■ WHAT YOU SHOULD DO ■
Return all the entries exactly, keeping pictures out.

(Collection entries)

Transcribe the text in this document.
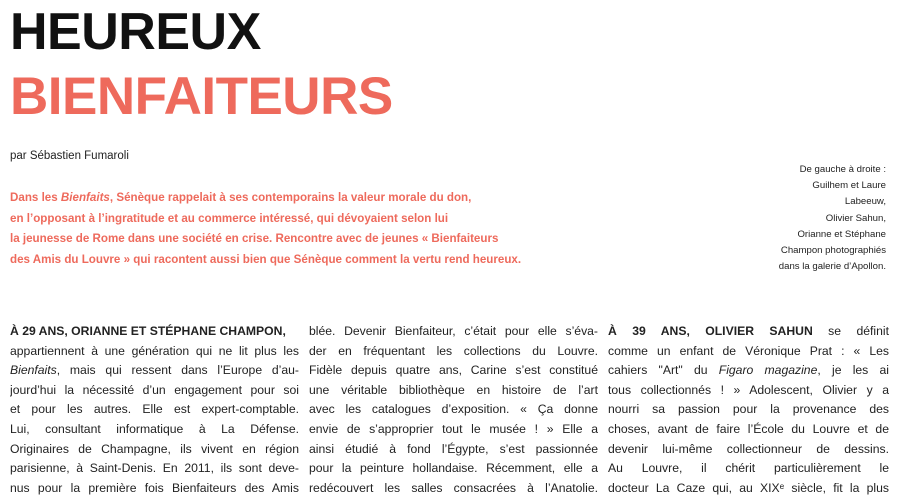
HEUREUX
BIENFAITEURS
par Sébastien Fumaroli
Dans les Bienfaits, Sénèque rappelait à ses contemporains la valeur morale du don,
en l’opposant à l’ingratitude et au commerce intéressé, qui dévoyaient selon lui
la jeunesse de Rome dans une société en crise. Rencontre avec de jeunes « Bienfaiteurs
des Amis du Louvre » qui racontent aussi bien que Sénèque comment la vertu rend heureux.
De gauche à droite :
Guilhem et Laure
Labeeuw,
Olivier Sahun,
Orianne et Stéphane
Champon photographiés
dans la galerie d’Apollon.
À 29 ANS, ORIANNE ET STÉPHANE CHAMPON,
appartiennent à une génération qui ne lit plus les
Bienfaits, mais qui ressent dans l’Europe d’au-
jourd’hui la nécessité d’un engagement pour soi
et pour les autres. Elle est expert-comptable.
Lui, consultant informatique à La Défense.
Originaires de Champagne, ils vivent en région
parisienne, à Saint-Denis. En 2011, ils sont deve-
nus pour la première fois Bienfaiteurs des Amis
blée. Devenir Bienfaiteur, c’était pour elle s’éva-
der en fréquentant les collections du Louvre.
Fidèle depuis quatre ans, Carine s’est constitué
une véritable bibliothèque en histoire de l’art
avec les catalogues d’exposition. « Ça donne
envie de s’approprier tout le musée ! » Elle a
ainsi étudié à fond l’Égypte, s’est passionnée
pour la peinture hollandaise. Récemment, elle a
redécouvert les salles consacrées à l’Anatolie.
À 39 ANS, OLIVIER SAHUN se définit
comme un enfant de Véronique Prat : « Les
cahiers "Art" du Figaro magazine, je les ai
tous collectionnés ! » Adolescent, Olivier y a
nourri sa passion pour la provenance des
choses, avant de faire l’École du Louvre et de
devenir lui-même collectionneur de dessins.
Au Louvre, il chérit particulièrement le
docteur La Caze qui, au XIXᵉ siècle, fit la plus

■ ANSWER TO THIS TASK ■
Transcribe the text in this document.
HEUREUX
BIENFAITEURS
par Sébastien Fumaroli
Dans les Bienfaits, Sénèque rappelait à ses contemporains la valeur morale du don,
en l’opposant à l’ingratitude et au commerce intéressé, qui dévoyaient selon lui
la jeunesse de Rome dans une société en crise. Rencontre avec de jeunes « Bienfaiteurs
des Amis du Louvre » qui racontent aussi bien que Sénèque comment la vertu rend heureux.
De gauche à droite :
Guilhem et Laure
Labeeuw,
Olivier Sahun,
Orianne et Stéphane
Champon photographiés
dans la galerie d’Apollon.
À 29 ANS, ORIANNE ET STÉPHANE CHAMPON,
appartiennent à une génération qui ne lit plus les
Bienfaits, mais qui ressent dans l’Europe d’au-
jourd’hui la nécessité d’un engagement pour soi
et pour les autres. Elle est expert-comptable.
Lui, consultant informatique à La Défense.
Originaires de Champagne, ils vivent en région
parisienne, à Saint-Denis. En 2011, ils sont deve-
nus pour la première fois Bienfaiteurs des Amis
blée. Devenir Bienfaiteur, c’était pour elle s’éva-
der en fréquentant les collections du Louvre.
Fidèle depuis quatre ans, Carine s’est constitué
une véritable bibliothèque en histoire de l’art
avec les catalogues d’exposition. « Ça donne
envie de s’approprier tout le musée ! » Elle a
ainsi étudié à fond l’Égypte, s’est passionnée
pour la peinture hollandaise. Récemment, elle a
redécouvert les salles consacrées à l’Anatolie.
À 39 ANS, OLIVIER SAHUN se définit
comme un enfant de Véronique Prat : « Les
cahiers "Art" du Figaro magazine, je les ai
tous collectionnés ! » Adolescent, Olivier y a
nourri sa passion pour la provenance des
choses, avant de faire l’École du Louvre et de
devenir lui-même collectionneur de dessins.
Au Louvre, il chérit particulièrement le
docteur La Caze qui, au XIXᵉ siècle, fit la plus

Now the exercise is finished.